Consignes.
[1] Dans le texte sur le confinement, pour quelle raison se mettait-on chaque soir aux fenêtres dans les villes du Moyen Âge ?
[2] Prolongez le texte sur le confinement en reprenant après sa dernière phrase.

Texte du document.

Je pense que nos dirigeants ont raison de consulter le corps médical.
Je suis reconnaissant à ces femmes et ces hommes que j’appelais, dans mon précédent bloc-notes, les hussards blancs de la République et qui prennent le risque de mort pour faire barrage à la mienne.
Et n’ayant pas, comme d’autres, quitté Paris pour aller me mettre au vert, je respecte, par respect pour eux, les règles de confinement.
Mais chacun est invité à l’humilité et au doute.
Périlleuse est la tentation de tenir une parole, quelle qu’elle soit, comme parole d’évangile.
Et, pour ce qui est du confinement, l’on observera que ses procédures n’ont guère varié depuis le temps où les villes du Moyen Âge inventaient des plans d’urgence qui consistaient – je cite une dernière fois Foucault – à rester chez soi ; à se soumettre à l’autorité d’« inspecteurs » et de « surveillants de rue » qui devaient « parcourir les blocs de maisons » afin de « vérifier que personne ne sortait » ; et où l’on se mettait chaque soir aux fenêtres, non, certes, pour applaudir les soignants, mais pour afficher le décompte des morts et des vivants…
Gare au vieux médicalisme repeint aux couleurs du nouveau.

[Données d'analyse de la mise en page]
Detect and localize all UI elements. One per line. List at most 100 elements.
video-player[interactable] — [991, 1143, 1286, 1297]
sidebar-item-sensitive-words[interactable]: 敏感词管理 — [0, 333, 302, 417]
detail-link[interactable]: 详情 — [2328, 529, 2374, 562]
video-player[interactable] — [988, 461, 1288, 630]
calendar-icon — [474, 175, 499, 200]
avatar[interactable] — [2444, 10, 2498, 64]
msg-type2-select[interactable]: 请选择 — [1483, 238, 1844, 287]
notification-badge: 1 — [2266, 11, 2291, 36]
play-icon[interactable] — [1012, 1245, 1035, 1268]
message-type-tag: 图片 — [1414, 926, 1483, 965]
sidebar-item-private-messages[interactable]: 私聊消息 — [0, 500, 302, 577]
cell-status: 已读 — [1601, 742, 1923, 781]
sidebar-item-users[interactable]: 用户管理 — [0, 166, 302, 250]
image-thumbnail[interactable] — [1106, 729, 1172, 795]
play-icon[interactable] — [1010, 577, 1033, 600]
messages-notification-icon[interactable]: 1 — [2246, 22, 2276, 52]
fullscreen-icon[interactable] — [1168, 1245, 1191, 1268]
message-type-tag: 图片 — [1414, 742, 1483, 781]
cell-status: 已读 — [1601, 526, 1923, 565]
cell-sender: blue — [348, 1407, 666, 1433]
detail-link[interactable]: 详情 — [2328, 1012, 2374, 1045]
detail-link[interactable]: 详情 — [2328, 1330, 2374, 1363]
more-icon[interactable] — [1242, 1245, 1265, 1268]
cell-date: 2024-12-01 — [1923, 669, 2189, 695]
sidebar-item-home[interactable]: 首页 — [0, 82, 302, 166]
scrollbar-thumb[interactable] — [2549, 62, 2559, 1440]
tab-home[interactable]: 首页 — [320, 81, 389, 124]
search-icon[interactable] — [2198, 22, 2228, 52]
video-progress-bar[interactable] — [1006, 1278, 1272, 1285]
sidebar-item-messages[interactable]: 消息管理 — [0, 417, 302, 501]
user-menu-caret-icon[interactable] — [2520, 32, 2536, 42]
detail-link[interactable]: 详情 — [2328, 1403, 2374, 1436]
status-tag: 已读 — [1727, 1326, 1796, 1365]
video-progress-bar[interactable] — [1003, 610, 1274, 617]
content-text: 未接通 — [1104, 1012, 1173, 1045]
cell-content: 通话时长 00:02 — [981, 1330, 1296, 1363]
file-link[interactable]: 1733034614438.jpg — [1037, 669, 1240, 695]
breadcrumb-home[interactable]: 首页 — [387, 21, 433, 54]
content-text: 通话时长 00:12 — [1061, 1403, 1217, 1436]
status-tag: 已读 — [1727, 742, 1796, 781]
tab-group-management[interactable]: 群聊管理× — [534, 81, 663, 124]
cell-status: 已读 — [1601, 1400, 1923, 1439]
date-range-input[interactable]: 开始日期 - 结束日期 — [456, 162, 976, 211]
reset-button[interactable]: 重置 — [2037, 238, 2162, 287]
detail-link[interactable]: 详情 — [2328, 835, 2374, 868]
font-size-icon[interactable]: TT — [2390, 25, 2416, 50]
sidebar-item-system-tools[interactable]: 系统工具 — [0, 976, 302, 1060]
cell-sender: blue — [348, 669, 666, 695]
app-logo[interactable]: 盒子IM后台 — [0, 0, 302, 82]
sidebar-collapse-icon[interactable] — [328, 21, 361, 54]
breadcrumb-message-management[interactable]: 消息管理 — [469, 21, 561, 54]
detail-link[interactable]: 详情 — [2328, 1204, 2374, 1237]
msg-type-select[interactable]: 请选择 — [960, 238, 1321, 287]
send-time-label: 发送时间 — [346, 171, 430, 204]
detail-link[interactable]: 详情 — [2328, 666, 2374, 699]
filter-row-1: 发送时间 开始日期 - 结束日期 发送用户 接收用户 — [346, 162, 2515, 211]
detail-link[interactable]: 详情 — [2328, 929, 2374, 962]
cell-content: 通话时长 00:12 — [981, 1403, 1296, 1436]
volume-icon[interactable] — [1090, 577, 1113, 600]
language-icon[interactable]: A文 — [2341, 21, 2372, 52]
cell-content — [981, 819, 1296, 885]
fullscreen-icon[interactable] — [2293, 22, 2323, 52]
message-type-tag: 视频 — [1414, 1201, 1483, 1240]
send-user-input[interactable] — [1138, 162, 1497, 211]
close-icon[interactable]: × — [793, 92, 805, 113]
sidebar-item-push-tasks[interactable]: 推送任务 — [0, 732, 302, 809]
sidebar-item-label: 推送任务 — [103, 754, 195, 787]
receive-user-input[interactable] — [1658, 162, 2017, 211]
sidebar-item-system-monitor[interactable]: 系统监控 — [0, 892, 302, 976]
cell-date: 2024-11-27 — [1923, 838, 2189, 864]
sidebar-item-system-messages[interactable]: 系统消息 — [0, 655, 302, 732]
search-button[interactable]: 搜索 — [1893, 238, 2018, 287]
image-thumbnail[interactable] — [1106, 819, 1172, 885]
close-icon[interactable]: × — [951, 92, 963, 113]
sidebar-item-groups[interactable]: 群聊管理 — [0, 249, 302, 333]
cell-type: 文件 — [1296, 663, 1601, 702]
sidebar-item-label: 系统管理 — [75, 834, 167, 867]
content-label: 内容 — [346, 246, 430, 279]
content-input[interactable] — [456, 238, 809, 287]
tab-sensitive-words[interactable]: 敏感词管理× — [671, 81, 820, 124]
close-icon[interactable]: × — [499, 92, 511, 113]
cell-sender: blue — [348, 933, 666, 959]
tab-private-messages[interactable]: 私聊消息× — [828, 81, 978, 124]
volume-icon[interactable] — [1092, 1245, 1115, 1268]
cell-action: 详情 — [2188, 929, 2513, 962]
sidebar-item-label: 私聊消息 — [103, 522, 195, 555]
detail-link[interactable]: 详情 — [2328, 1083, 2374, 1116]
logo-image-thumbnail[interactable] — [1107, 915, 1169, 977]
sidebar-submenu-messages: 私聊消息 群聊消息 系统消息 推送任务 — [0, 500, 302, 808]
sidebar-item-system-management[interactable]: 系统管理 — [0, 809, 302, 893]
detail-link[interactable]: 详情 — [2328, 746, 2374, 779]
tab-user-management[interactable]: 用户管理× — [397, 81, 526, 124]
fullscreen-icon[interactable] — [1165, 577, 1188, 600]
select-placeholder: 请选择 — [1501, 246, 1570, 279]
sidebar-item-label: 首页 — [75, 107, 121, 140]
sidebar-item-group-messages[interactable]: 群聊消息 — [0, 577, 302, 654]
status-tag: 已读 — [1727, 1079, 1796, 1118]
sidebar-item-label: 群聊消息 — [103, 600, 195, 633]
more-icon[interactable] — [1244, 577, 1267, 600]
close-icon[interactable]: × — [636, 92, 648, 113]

Corrigé.
[1] Pour afficher le décompte des morts et des vivants.

[2]
Gare aux lendemains où rien, nous dit-on, ne sera plus comme avant, mais où la principale nouveauté pourrait bien être le goût retrouvé de l’hygiénisme et de ses disciplines.
L’épidémie sera vaincue.
Mais il ne faudrait pas que reste, après elle, le mauvais parfum de la distance sociale, du chacun chez soi érigé au rang d’impératif et d’une humanité guérie mais cloîtrée et disant, pour longtemps, adieu au monde.